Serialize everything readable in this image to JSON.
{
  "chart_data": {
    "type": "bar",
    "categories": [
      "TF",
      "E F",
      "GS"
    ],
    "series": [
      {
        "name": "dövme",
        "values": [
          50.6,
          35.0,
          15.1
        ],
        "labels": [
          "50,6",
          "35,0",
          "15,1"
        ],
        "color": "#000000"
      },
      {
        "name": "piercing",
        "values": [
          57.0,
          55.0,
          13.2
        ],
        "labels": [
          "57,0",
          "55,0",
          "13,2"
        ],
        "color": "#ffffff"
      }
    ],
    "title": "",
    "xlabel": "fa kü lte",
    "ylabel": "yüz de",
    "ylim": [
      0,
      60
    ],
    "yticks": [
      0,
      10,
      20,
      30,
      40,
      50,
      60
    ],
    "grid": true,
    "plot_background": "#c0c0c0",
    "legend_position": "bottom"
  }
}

########################################

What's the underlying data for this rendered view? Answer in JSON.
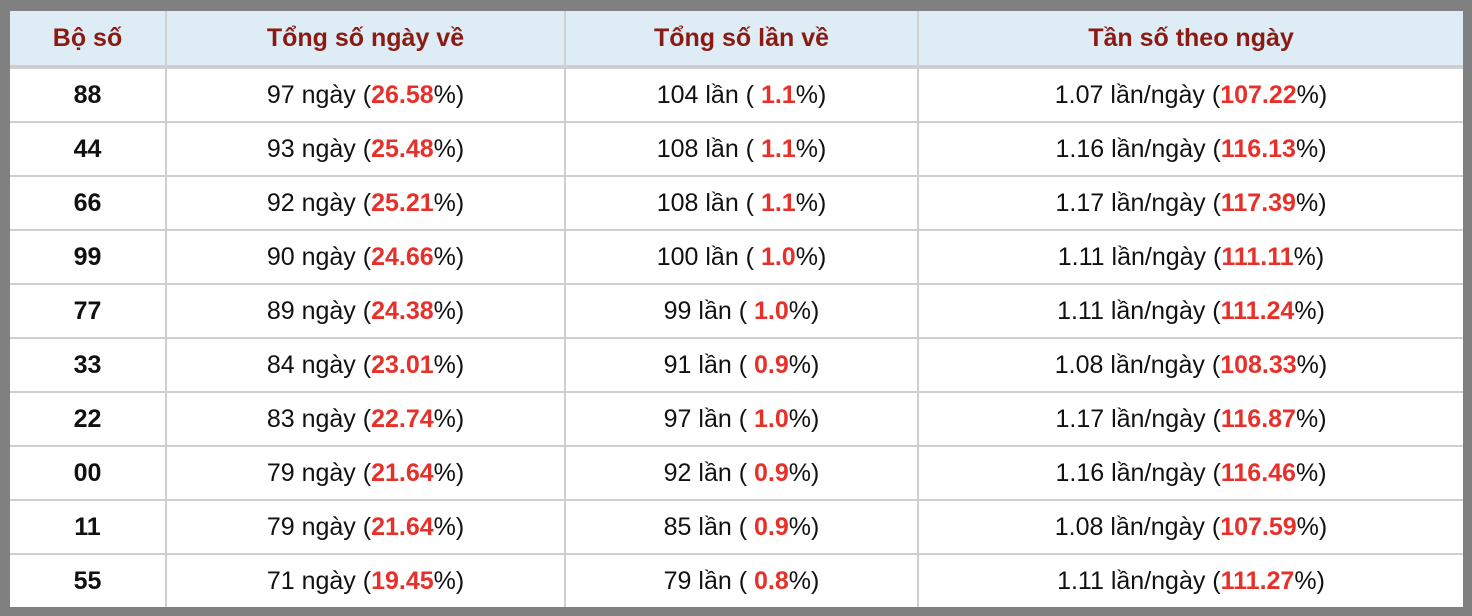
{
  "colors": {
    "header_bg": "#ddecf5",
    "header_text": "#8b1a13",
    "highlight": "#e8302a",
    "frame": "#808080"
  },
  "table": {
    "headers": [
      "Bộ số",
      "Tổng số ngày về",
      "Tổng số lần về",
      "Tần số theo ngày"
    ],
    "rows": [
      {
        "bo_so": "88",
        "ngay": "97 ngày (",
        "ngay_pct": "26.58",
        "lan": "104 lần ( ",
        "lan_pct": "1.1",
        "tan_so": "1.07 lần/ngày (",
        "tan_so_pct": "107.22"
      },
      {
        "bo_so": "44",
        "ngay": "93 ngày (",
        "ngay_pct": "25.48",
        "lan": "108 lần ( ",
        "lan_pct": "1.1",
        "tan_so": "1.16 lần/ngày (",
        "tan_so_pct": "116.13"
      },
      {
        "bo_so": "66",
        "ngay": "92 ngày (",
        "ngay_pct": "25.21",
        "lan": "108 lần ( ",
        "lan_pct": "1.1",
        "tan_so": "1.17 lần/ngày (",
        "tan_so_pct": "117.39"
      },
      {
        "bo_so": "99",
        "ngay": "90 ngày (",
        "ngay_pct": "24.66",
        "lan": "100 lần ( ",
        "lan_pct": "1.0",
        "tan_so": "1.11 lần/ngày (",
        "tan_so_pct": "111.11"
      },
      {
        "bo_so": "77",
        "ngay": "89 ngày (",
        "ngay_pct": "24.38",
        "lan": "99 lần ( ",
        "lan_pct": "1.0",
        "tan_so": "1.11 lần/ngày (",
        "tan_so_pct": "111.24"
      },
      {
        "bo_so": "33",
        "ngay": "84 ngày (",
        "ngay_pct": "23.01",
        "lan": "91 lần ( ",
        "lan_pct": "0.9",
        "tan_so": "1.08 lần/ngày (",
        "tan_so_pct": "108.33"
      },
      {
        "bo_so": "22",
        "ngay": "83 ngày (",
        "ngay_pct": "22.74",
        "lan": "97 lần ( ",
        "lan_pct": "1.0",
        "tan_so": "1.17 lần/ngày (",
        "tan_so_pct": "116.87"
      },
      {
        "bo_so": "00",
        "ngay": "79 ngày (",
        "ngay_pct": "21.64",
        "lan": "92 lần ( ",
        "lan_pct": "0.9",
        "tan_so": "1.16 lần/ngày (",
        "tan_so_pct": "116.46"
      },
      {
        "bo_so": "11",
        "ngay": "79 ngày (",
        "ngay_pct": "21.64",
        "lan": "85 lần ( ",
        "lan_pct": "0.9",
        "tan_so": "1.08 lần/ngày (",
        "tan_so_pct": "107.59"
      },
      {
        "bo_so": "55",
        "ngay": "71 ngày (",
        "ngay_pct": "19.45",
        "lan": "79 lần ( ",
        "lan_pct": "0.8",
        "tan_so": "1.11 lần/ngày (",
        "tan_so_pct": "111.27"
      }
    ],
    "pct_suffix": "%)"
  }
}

########################################

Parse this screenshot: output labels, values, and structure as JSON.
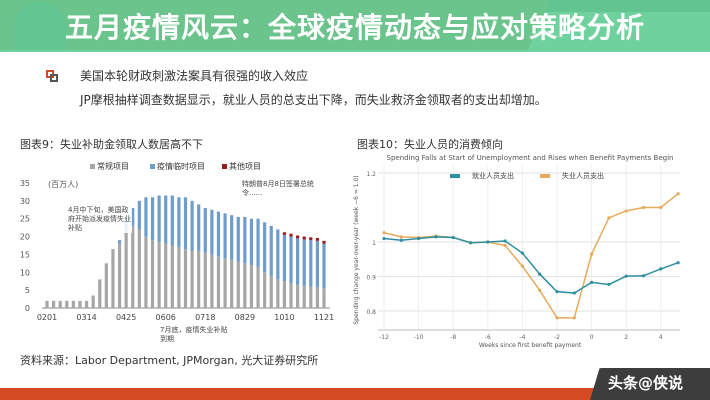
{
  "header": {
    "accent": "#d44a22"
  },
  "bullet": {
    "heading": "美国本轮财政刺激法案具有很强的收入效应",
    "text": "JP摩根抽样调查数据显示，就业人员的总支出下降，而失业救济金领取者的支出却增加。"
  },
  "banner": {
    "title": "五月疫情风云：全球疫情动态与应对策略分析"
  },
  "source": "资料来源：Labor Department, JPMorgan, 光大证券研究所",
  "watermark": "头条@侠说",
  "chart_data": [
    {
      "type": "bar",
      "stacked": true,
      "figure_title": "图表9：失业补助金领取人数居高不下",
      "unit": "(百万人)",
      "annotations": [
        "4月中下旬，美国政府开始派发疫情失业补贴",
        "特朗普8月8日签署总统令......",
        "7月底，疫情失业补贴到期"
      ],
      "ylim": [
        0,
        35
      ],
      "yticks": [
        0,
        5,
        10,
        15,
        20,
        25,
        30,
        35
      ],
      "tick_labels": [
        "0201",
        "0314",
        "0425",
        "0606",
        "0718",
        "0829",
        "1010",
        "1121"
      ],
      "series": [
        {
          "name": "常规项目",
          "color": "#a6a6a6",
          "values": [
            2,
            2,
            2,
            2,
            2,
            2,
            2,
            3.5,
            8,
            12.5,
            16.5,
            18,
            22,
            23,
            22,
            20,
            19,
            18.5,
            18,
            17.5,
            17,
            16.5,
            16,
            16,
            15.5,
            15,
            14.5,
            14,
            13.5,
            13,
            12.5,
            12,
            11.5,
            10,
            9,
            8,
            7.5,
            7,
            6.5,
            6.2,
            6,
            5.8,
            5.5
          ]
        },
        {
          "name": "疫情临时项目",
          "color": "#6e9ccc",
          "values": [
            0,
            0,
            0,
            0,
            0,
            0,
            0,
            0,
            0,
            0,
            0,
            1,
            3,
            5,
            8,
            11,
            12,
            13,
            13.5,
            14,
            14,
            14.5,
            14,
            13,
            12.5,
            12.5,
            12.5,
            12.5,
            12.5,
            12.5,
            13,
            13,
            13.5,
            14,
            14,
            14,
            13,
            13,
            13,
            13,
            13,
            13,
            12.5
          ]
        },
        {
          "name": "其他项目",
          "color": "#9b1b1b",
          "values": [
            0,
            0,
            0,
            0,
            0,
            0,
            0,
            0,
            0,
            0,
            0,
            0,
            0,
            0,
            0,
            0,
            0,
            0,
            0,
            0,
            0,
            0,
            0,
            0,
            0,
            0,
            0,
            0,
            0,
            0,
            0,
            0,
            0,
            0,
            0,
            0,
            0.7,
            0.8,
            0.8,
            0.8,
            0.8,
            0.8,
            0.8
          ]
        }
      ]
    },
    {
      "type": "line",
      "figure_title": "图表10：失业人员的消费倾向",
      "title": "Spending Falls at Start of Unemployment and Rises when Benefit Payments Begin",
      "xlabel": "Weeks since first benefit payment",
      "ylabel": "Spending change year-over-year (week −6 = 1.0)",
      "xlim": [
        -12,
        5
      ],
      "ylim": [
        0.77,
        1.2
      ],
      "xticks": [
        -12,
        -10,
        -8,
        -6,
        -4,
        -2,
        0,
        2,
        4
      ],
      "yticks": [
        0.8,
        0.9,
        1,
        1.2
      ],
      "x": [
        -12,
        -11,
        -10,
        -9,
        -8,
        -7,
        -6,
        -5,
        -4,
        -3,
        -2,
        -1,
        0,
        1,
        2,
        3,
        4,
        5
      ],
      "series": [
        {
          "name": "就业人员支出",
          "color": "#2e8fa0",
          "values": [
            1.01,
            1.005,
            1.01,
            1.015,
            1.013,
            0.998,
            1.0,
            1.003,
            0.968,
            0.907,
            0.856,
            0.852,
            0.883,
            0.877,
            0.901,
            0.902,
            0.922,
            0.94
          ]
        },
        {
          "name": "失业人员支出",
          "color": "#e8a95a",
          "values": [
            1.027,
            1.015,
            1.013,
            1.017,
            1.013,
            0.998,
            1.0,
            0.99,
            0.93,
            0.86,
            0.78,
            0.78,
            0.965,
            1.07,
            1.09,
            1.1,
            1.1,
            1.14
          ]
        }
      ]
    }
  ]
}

########################################

Instructions for the task.
Each line that holds the word "this" is to be copied.

Solution.
Serialize everything readable in this image to JSON.
What's the underlying data for this rendered view? Answer in JSON.
Parse this screenshot: output labels, values, and structure as JSON.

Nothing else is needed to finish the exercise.